▶ EXERCISE DETAILS:
Write out the listing below without alteration, omitting its pictures.

Items from a figure collection:
-=-=-

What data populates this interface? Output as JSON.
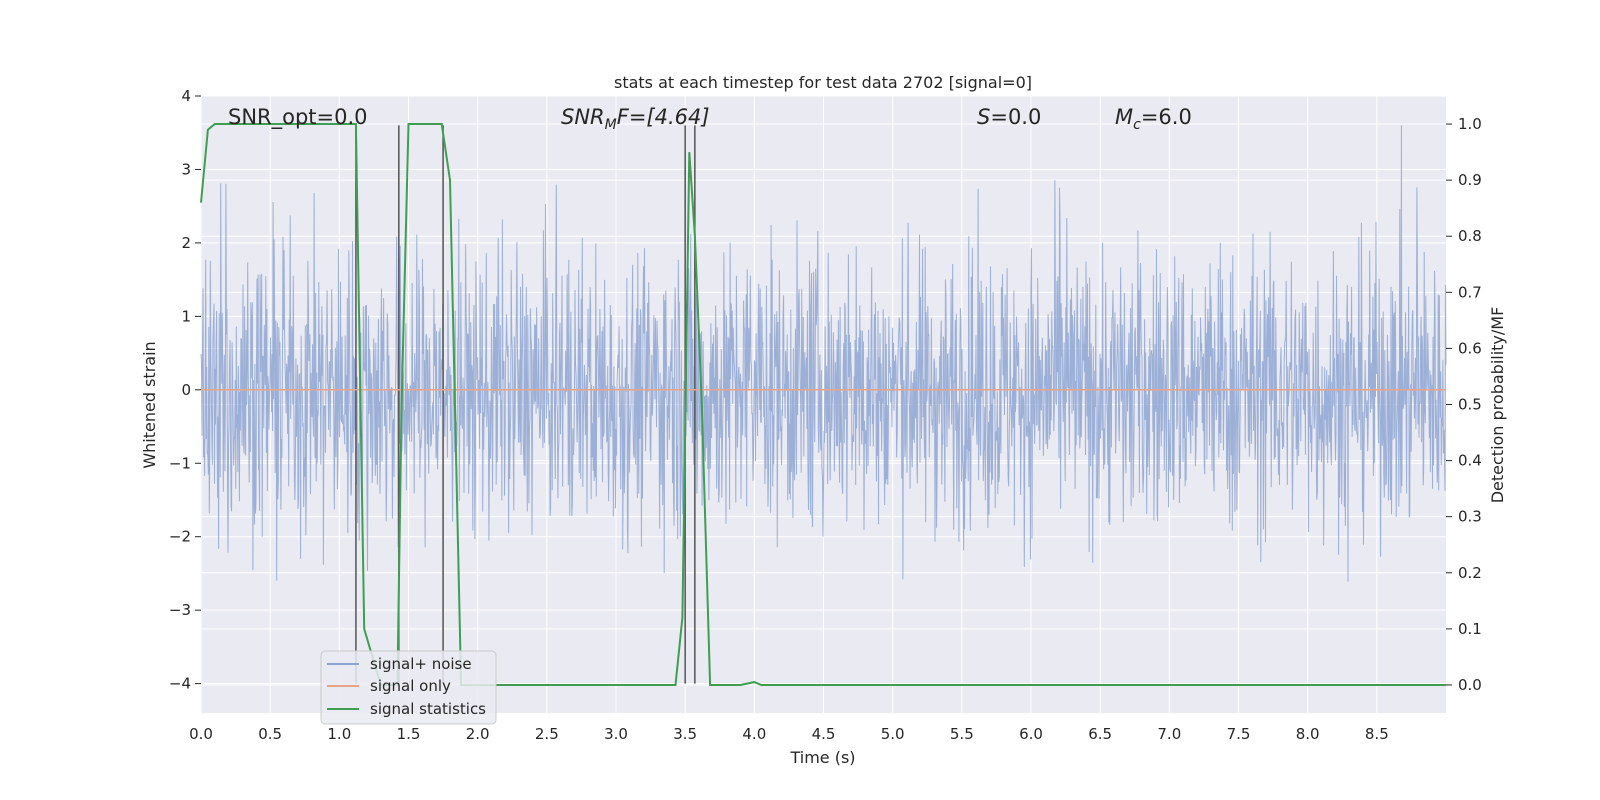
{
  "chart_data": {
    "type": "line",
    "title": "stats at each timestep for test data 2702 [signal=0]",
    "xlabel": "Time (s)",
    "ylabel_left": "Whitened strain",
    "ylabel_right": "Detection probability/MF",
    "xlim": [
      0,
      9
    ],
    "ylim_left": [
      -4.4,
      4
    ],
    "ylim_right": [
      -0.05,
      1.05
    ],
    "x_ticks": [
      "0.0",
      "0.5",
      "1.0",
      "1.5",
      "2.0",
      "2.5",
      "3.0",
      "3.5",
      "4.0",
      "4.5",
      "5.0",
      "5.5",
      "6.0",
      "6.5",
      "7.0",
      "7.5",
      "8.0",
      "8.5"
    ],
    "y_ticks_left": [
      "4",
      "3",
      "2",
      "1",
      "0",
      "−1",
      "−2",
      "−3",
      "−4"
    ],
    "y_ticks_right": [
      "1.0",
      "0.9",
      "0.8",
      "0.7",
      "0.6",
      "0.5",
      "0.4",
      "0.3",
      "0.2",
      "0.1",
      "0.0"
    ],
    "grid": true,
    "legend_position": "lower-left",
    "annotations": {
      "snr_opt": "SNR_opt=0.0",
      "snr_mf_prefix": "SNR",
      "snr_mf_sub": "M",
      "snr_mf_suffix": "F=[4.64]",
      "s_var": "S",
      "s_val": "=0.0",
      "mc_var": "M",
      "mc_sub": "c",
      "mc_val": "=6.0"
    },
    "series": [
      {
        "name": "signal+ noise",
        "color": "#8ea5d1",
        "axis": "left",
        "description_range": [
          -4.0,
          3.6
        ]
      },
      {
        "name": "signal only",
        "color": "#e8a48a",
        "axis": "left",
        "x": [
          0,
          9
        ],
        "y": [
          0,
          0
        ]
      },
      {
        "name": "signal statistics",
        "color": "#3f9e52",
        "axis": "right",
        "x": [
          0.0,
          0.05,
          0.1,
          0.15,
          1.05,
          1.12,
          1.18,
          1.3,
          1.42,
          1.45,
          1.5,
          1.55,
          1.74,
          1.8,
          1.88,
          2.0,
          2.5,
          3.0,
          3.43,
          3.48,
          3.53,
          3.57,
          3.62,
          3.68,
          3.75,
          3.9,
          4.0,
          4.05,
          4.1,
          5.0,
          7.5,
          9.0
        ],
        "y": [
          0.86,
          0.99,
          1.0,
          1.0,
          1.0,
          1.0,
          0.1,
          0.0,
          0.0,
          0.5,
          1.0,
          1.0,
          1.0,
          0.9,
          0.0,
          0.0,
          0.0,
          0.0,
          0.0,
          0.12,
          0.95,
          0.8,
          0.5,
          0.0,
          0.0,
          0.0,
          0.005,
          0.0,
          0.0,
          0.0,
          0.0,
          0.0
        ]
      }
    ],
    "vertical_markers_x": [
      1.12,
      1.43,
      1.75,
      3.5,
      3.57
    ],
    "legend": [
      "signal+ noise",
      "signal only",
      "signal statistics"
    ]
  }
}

-=-=-

▶ ANSWER TO THE TASK:
What data populates this interface? Output as JSON.
{
  "chart_data": {
    "type": "line",
    "title": "stats at each timestep for test data 2702 [signal=0]",
    "xlabel": "Time (s)",
    "ylabel_left": "Whitened strain",
    "ylabel_right": "Detection probability/MF",
    "xlim": [
      0,
      9
    ],
    "ylim_left": [
      -4.4,
      4
    ],
    "ylim_right": [
      -0.05,
      1.05
    ],
    "x_ticks": [
      "0.0",
      "0.5",
      "1.0",
      "1.5",
      "2.0",
      "2.5",
      "3.0",
      "3.5",
      "4.0",
      "4.5",
      "5.0",
      "5.5",
      "6.0",
      "6.5",
      "7.0",
      "7.5",
      "8.0",
      "8.5"
    ],
    "y_ticks_left": [
      "4",
      "3",
      "2",
      "1",
      "0",
      "−1",
      "−2",
      "−3",
      "−4"
    ],
    "y_ticks_right": [
      "1.0",
      "0.9",
      "0.8",
      "0.7",
      "0.6",
      "0.5",
      "0.4",
      "0.3",
      "0.2",
      "0.1",
      "0.0"
    ],
    "grid": true,
    "legend_position": "lower-left",
    "annotations": {
      "snr_opt": "SNR_opt=0.0",
      "snr_mf_prefix": "SNR",
      "snr_mf_sub": "M",
      "snr_mf_suffix": "F=[4.64]",
      "s_var": "S",
      "s_val": "=0.0",
      "mc_var": "M",
      "mc_sub": "c",
      "mc_val": "=6.0"
    },
    "series": [
      {
        "name": "signal+ noise",
        "color": "#8ea5d1",
        "axis": "left",
        "description_range": [
          -4.0,
          3.6
        ]
      },
      {
        "name": "signal only",
        "color": "#e8a48a",
        "axis": "left",
        "x": [
          0,
          9
        ],
        "y": [
          0,
          0
        ]
      },
      {
        "name": "signal statistics",
        "color": "#3f9e52",
        "axis": "right",
        "x": [
          0.0,
          0.05,
          0.1,
          0.15,
          1.05,
          1.12,
          1.18,
          1.3,
          1.42,
          1.45,
          1.5,
          1.55,
          1.74,
          1.8,
          1.88,
          2.0,
          2.5,
          3.0,
          3.43,
          3.48,
          3.53,
          3.57,
          3.62,
          3.68,
          3.75,
          3.9,
          4.0,
          4.05,
          4.1,
          5.0,
          7.5,
          9.0
        ],
        "y": [
          0.86,
          0.99,
          1.0,
          1.0,
          1.0,
          1.0,
          0.1,
          0.0,
          0.0,
          0.5,
          1.0,
          1.0,
          1.0,
          0.9,
          0.0,
          0.0,
          0.0,
          0.0,
          0.0,
          0.12,
          0.95,
          0.8,
          0.5,
          0.0,
          0.0,
          0.0,
          0.005,
          0.0,
          0.0,
          0.0,
          0.0,
          0.0
        ]
      }
    ],
    "vertical_markers_x": [
      1.12,
      1.43,
      1.75,
      3.5,
      3.57
    ],
    "legend": [
      "signal+ noise",
      "signal only",
      "signal statistics"
    ]
  }
}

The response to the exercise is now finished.